Of all the lines in the material, how many contain the word "Department"? State the number alone.

Stored dataset items
-*-*-

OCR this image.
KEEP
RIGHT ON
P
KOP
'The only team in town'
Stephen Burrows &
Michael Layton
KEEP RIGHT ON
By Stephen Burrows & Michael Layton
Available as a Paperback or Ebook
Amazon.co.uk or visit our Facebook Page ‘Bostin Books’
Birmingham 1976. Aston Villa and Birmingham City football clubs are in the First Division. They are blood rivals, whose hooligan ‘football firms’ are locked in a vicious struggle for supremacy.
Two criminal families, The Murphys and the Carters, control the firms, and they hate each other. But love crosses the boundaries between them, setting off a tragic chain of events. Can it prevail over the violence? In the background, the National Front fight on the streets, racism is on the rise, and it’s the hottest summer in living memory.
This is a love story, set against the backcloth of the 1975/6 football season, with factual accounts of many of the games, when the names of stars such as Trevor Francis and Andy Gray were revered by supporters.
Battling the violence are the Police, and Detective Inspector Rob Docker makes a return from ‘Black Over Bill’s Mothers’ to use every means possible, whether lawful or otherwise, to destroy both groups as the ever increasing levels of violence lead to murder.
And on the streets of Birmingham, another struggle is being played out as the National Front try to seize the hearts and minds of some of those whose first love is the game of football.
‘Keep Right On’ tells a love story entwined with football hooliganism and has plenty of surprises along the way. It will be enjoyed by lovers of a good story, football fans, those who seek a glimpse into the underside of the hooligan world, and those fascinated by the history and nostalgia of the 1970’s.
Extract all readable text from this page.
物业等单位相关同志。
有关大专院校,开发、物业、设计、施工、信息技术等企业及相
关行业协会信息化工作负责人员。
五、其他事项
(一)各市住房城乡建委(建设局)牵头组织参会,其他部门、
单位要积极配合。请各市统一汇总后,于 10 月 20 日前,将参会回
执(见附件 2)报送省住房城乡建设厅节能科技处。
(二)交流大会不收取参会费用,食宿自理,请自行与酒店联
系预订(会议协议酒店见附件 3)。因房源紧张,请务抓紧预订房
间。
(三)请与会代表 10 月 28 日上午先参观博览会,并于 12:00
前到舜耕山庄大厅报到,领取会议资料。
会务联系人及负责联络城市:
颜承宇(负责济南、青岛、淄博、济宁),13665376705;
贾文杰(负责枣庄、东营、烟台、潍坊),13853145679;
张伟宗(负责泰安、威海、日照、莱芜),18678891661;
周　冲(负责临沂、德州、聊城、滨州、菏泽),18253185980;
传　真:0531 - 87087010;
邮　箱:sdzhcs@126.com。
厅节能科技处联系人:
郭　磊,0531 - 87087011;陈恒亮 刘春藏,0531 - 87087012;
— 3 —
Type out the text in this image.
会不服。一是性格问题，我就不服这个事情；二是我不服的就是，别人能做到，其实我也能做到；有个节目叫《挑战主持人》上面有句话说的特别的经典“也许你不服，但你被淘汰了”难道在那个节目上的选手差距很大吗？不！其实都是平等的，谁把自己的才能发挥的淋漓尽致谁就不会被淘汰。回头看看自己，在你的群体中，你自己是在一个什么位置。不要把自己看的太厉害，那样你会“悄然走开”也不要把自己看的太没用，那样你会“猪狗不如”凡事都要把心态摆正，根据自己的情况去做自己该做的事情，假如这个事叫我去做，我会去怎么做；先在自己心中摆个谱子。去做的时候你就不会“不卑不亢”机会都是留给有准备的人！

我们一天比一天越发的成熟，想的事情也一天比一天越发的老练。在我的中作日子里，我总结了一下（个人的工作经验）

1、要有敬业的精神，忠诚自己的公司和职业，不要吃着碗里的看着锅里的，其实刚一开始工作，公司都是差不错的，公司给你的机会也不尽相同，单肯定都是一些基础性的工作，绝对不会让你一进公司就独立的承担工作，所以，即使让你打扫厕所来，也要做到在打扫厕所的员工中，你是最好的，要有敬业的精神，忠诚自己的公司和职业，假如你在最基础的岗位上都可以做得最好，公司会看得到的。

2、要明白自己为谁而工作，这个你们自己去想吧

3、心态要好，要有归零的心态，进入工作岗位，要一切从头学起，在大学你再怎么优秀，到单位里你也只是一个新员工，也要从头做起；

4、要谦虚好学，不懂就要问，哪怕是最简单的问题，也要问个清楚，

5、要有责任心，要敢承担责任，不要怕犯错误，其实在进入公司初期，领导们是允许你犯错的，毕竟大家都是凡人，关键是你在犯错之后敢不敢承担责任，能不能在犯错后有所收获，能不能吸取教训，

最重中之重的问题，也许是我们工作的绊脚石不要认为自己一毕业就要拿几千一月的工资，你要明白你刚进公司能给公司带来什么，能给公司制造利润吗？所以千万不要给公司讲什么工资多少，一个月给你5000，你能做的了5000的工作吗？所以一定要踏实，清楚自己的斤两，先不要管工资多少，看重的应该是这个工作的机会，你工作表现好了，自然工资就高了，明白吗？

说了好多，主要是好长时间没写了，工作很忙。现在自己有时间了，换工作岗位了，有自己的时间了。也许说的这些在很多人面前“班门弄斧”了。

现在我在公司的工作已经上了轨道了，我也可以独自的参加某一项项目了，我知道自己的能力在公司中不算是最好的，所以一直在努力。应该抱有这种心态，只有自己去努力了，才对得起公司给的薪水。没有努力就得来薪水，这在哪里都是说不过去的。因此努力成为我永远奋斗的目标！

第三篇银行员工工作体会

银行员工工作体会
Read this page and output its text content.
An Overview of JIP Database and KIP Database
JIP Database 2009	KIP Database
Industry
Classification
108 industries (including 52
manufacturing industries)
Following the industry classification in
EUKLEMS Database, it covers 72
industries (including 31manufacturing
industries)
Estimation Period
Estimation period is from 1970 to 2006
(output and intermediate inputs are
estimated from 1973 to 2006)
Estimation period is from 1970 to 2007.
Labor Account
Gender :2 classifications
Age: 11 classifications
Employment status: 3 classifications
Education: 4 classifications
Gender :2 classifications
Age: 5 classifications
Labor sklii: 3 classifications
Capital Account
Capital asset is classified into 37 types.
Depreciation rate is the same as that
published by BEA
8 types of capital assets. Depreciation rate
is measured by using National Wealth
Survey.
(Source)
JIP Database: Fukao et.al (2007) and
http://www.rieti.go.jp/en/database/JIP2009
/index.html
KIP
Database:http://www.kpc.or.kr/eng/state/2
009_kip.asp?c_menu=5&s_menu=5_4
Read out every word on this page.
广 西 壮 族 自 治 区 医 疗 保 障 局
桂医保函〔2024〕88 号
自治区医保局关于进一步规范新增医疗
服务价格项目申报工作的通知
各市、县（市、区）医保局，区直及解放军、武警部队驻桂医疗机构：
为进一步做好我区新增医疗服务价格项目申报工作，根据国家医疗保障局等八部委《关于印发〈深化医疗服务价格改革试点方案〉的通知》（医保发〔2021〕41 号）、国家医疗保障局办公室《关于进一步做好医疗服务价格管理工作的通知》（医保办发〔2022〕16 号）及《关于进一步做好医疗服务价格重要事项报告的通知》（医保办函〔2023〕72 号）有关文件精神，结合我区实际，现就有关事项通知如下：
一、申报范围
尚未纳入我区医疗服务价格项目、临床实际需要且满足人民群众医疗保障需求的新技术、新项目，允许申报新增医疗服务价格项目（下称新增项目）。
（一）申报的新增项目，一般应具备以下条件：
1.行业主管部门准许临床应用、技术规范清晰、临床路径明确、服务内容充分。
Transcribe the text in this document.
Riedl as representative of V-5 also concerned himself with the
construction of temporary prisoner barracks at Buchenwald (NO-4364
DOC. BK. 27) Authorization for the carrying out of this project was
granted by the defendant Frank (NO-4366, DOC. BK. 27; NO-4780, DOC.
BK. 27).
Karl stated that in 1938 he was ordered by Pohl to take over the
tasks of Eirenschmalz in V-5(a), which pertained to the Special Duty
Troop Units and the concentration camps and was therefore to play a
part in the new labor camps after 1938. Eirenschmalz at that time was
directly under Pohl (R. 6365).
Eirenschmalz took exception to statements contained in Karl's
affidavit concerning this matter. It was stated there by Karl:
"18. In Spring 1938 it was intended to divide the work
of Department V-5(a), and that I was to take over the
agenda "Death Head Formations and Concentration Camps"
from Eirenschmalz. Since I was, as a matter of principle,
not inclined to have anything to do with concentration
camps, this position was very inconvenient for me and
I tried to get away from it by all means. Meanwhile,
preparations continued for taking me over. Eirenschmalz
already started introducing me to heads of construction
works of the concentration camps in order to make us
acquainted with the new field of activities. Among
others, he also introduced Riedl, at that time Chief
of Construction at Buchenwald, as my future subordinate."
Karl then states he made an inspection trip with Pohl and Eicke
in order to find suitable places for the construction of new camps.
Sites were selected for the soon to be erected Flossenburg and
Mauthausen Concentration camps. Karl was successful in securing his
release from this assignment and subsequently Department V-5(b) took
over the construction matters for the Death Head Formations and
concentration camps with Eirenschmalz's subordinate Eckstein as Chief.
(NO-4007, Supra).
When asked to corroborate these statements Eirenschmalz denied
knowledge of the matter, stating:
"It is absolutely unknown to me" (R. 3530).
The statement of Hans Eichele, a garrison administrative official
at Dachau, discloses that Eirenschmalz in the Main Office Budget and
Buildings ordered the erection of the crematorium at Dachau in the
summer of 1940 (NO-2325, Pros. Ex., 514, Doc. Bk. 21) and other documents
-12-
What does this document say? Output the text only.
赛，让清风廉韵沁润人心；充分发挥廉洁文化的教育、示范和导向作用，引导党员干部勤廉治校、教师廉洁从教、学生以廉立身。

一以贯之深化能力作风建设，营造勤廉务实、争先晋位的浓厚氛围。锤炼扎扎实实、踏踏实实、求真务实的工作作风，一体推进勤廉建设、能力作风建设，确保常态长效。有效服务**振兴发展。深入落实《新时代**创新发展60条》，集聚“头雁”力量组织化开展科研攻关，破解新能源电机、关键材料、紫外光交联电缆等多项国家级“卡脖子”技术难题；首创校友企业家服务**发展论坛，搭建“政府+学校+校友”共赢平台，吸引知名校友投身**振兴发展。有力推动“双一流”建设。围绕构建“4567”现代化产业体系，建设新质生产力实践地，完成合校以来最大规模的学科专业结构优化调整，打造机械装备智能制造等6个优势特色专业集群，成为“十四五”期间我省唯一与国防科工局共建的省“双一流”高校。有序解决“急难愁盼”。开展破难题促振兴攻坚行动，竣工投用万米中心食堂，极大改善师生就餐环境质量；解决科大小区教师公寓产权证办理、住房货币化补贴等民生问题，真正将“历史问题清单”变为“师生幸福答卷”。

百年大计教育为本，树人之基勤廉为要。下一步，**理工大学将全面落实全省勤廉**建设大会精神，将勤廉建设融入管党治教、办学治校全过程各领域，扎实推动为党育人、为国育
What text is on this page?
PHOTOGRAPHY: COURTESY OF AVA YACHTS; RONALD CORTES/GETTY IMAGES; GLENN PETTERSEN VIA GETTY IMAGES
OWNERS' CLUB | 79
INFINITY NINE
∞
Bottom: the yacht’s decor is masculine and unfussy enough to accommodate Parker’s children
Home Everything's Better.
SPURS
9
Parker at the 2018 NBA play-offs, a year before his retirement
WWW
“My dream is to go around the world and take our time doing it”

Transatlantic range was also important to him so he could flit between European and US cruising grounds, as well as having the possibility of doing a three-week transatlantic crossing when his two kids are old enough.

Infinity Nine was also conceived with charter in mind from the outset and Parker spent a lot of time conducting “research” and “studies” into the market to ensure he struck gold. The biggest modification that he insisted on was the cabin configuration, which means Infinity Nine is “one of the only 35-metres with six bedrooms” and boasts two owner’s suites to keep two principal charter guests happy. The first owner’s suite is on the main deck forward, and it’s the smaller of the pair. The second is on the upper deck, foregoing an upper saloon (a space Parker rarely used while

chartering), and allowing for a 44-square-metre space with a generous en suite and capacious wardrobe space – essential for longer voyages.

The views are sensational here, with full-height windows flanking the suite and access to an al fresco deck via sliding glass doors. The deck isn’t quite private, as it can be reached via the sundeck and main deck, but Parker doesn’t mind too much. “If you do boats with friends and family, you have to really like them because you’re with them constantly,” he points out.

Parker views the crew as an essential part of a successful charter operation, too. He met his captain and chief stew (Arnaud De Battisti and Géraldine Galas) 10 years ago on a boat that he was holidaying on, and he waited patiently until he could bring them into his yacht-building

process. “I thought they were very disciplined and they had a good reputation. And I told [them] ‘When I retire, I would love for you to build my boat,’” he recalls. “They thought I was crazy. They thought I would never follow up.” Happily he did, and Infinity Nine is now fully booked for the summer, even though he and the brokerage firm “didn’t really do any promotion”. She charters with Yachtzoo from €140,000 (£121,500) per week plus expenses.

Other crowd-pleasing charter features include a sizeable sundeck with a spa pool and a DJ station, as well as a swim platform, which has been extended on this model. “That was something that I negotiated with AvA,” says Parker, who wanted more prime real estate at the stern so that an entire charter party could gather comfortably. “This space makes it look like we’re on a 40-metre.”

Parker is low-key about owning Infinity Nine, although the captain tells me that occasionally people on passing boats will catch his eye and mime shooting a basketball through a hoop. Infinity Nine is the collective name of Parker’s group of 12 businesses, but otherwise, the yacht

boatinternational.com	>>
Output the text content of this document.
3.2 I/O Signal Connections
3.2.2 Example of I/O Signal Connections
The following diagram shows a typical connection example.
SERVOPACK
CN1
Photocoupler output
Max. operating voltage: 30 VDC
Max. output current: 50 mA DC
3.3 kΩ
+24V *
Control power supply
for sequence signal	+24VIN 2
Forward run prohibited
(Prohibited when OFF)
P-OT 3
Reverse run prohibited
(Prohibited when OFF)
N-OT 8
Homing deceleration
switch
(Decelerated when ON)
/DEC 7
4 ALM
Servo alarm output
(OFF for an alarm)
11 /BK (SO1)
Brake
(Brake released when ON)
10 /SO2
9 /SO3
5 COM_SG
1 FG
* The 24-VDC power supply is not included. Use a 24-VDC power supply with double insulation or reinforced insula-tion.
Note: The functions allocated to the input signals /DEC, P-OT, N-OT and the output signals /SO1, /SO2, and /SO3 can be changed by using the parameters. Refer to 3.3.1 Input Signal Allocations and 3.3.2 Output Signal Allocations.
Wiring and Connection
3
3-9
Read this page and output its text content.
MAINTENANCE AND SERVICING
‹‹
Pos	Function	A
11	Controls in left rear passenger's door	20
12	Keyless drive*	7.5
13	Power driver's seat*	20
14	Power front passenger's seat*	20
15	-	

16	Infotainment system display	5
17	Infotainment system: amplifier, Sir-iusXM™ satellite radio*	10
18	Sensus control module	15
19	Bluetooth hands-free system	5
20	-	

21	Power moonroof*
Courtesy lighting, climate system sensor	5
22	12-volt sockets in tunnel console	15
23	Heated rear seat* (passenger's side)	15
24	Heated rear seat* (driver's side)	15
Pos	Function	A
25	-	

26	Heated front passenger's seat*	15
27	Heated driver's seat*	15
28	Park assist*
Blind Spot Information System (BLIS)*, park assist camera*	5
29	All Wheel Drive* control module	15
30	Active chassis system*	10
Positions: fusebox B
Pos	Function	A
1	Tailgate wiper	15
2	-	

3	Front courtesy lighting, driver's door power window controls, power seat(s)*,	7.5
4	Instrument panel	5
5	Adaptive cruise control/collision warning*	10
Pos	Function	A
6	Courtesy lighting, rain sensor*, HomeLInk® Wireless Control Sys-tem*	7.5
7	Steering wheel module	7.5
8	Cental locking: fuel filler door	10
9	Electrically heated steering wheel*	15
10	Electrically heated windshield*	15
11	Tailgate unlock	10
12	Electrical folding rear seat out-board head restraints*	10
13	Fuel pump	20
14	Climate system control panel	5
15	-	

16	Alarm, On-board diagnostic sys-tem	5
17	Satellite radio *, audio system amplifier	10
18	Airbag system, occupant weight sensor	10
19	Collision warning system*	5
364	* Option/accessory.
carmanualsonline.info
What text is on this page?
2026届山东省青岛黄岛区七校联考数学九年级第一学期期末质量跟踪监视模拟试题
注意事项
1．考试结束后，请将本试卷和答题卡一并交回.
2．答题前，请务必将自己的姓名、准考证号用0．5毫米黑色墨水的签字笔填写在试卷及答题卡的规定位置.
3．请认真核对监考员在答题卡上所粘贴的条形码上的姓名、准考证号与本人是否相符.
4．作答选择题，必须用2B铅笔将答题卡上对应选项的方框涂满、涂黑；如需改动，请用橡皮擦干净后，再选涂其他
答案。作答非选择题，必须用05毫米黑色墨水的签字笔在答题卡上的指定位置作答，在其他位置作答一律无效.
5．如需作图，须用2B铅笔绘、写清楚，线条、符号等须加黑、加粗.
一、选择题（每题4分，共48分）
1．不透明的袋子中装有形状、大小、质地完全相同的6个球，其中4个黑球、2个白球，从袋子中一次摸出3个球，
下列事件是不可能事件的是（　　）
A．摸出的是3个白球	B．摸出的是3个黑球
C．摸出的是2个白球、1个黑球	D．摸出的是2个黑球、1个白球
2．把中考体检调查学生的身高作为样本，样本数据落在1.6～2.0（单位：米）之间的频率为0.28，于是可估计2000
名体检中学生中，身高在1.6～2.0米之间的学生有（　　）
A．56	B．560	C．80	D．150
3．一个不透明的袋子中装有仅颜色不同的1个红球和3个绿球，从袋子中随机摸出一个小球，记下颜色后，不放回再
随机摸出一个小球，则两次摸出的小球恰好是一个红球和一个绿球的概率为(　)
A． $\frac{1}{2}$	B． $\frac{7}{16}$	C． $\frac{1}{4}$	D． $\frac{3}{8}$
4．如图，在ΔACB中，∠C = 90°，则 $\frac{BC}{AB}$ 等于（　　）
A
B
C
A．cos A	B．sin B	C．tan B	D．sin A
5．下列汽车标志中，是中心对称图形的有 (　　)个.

-*-*-

### [Problem solution]
2